__THE EXERCISE__. Say how many lines in the records include the string "this", adding no other words.

Recorded data
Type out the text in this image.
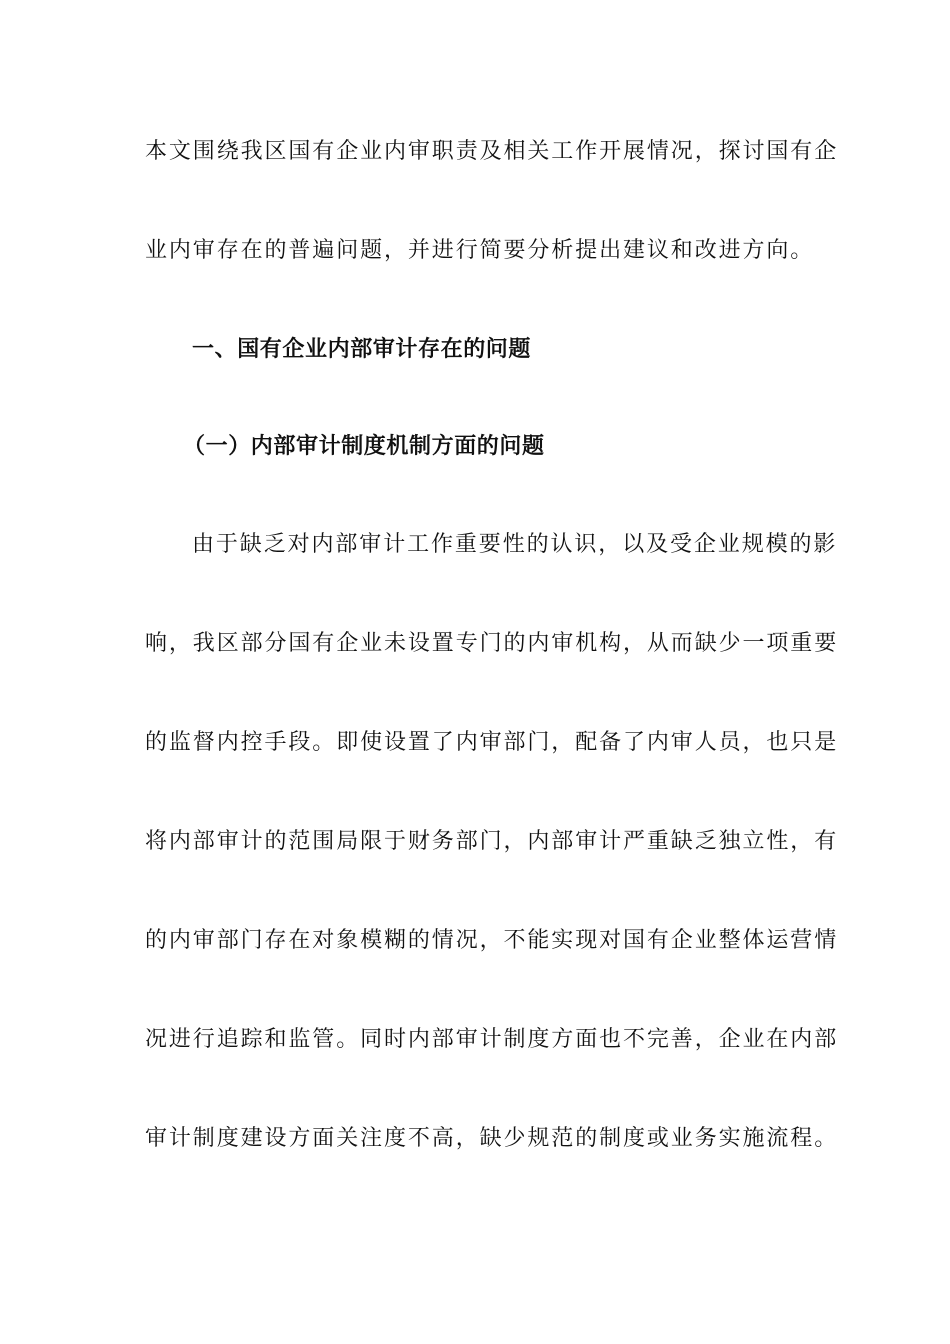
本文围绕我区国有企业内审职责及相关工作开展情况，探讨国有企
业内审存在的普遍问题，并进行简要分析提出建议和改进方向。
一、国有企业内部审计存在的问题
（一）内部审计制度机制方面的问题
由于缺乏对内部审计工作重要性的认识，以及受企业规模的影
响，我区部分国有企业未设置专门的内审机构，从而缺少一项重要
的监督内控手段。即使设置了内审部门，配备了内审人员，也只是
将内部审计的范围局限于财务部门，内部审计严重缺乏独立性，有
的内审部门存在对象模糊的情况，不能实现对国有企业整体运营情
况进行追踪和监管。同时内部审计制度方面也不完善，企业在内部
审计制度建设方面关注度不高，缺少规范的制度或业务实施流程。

* * *

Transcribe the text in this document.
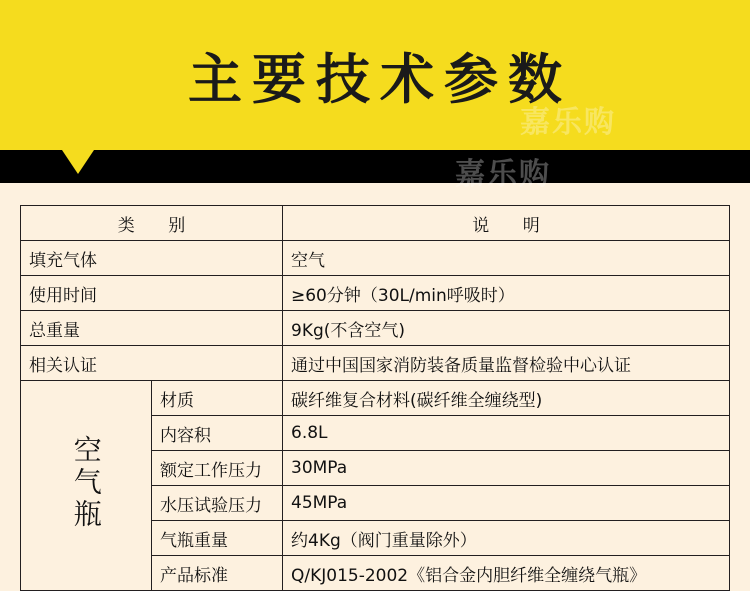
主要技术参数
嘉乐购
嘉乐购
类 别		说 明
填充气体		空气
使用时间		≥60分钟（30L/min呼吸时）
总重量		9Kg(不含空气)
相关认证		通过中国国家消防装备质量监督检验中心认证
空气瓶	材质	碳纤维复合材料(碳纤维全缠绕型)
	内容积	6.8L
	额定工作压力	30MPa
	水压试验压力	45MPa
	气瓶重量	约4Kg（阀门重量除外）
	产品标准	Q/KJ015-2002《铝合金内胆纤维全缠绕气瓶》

__RESULT__. 2